• GOAL OF THE EXERCISE: Only a number is required: how many lines of the material contain the word "text"?

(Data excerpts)
:::::

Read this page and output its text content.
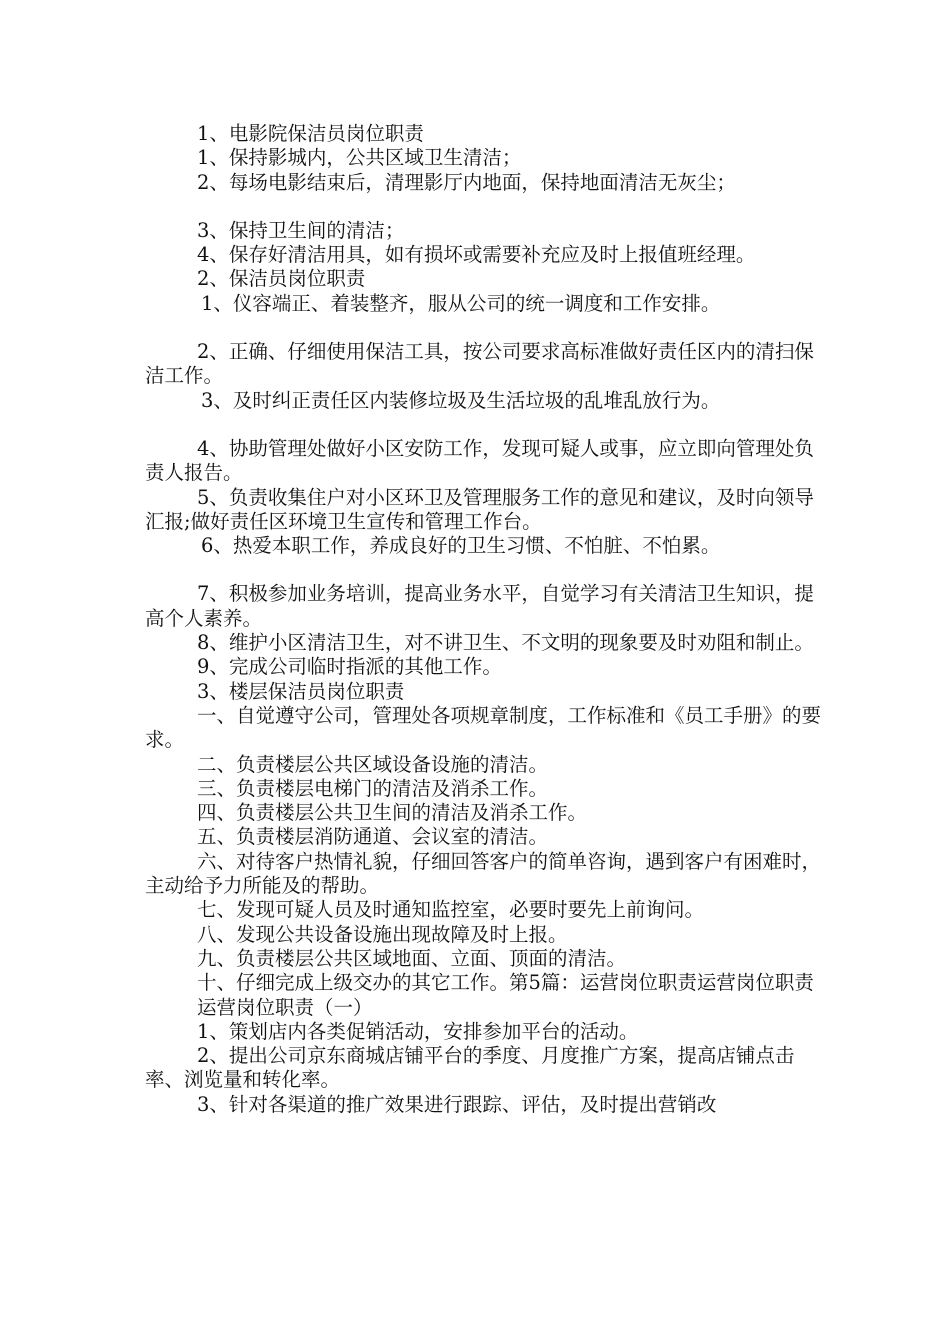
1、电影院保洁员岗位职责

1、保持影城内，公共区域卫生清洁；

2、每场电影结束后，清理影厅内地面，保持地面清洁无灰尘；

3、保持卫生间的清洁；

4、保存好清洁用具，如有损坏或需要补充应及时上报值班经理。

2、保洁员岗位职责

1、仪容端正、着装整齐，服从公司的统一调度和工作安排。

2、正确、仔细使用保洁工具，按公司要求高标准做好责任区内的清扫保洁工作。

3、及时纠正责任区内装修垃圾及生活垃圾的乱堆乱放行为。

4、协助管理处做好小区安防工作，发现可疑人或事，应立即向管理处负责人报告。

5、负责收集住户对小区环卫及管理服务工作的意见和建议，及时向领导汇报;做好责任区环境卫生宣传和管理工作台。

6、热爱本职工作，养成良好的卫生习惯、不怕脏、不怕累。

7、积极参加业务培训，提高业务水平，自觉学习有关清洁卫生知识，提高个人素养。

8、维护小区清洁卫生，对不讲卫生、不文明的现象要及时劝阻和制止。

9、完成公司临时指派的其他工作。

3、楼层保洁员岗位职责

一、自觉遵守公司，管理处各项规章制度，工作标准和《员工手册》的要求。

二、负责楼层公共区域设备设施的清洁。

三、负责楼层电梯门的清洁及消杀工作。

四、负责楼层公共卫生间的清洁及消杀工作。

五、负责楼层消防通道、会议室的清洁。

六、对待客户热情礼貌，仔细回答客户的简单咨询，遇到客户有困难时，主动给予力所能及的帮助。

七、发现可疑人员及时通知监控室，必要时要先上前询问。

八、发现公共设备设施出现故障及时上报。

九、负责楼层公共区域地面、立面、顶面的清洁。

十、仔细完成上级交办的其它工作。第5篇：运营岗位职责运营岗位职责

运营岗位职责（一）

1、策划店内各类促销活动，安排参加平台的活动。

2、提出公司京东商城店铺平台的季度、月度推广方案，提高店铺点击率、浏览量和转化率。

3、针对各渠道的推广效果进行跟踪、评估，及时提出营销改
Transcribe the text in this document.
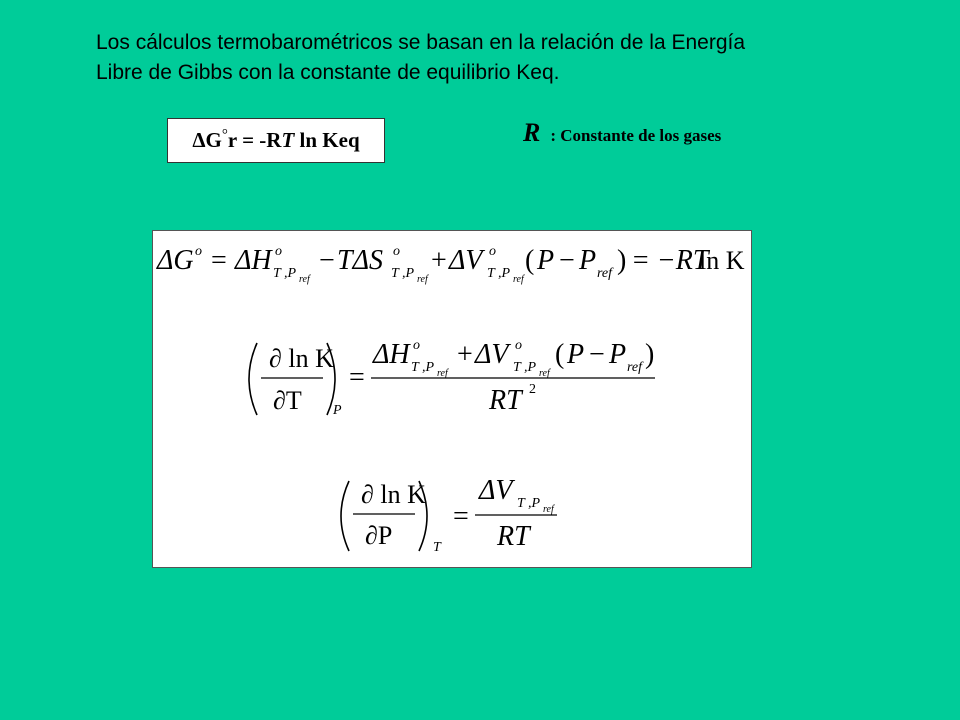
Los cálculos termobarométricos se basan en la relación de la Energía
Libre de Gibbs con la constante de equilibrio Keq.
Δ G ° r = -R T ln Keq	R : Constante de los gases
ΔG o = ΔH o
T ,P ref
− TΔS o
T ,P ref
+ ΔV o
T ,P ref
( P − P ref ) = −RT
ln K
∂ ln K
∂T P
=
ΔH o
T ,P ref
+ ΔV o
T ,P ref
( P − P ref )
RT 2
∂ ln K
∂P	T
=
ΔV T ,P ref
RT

:::::

• PROBLEM SOLUTION: 2